[Start]
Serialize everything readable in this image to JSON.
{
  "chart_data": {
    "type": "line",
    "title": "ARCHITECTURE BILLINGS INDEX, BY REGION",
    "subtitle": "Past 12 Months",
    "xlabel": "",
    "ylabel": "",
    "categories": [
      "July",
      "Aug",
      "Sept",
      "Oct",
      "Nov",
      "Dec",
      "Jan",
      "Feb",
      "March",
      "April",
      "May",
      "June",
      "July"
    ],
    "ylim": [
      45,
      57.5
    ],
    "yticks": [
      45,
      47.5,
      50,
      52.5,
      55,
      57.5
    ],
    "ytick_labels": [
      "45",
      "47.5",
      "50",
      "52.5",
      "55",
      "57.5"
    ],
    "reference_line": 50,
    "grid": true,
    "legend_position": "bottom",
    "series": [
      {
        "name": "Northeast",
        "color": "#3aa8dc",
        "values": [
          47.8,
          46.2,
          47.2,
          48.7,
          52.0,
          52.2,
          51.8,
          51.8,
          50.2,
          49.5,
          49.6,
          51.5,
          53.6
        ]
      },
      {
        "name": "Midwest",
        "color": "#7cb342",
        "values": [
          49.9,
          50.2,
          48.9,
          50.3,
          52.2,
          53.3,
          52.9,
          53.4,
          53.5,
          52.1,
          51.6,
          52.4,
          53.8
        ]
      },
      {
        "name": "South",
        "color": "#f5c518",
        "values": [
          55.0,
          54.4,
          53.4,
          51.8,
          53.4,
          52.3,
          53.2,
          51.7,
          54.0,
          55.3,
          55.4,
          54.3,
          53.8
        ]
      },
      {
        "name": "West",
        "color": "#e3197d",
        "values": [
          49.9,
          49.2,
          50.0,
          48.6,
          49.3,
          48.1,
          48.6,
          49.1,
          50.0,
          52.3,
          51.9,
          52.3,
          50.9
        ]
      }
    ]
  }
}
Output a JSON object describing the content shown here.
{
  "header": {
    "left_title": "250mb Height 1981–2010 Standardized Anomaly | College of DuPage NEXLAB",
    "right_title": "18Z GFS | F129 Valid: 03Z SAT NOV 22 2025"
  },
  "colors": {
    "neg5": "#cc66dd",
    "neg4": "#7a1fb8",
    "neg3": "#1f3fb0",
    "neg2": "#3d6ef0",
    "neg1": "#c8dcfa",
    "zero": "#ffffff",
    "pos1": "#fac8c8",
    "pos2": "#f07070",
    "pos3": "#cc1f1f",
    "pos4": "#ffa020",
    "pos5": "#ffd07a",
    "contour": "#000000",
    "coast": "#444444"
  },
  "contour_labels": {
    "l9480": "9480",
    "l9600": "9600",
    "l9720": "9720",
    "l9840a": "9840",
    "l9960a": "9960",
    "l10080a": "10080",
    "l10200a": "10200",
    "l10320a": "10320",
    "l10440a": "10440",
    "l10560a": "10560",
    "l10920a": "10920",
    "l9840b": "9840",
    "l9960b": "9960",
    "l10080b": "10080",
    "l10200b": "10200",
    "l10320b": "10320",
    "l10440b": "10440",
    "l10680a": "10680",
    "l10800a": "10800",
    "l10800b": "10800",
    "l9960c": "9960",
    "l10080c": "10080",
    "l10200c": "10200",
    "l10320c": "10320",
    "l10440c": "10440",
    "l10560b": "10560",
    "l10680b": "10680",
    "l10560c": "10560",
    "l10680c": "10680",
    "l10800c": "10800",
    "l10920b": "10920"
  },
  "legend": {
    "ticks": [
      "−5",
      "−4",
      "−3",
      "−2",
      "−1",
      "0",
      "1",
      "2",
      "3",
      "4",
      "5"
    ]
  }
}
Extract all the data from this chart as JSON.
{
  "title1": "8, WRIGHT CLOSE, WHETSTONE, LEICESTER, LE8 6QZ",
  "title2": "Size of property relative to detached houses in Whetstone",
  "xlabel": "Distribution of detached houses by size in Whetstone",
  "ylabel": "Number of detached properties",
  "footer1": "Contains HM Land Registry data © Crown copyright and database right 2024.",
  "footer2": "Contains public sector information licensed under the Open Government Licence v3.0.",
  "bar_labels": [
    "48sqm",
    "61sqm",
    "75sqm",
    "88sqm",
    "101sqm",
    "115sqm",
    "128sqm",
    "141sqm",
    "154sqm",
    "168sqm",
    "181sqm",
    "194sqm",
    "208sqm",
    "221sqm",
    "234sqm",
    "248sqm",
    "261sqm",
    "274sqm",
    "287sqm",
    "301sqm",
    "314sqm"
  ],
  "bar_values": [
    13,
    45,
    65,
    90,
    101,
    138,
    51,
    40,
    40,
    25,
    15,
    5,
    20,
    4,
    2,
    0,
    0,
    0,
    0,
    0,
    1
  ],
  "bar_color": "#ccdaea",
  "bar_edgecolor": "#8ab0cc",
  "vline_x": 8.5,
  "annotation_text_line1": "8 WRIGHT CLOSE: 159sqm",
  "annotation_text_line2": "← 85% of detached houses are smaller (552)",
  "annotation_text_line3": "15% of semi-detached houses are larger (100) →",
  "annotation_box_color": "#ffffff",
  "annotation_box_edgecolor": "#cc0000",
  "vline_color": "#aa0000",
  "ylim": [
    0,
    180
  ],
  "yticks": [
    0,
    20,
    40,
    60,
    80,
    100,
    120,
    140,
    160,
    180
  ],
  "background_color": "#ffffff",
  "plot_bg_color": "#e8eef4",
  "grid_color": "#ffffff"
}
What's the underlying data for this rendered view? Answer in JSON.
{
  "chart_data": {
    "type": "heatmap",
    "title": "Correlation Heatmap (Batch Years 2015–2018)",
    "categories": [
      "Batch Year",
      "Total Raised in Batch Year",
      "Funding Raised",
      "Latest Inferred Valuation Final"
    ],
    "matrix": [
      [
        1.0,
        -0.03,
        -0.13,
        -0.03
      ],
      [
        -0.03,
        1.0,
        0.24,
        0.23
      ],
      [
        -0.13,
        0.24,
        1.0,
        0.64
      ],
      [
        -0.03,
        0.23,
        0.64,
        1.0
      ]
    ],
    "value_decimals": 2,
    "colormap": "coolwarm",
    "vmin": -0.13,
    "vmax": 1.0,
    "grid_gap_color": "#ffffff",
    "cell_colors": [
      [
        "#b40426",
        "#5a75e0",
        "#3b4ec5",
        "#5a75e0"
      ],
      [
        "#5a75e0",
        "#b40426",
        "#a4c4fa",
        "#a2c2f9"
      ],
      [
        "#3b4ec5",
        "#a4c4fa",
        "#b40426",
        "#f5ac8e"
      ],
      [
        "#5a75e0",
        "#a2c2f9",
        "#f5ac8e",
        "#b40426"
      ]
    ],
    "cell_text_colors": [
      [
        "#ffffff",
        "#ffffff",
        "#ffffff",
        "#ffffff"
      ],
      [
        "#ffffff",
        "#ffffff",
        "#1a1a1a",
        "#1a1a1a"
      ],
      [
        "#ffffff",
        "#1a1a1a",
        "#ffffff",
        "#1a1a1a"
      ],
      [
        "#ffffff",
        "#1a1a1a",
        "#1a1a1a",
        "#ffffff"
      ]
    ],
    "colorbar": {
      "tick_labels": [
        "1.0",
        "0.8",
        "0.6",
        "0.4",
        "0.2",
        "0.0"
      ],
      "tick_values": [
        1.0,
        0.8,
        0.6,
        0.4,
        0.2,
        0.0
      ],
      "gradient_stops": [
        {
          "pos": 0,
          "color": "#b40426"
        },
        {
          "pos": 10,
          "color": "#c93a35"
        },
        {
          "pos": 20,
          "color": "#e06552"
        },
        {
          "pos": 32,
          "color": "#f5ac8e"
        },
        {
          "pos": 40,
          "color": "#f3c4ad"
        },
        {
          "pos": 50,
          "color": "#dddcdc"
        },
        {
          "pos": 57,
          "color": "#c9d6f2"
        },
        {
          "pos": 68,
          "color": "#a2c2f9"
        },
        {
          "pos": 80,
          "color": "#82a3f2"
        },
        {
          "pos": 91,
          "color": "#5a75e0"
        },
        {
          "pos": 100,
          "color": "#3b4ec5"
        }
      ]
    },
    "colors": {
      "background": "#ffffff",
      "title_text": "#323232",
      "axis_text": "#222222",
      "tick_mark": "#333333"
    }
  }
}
[End]
YOUR TASK>
How many of the lines above include the word "houses"? Respond with the number alone.

COMPLETE RESPONSE>
4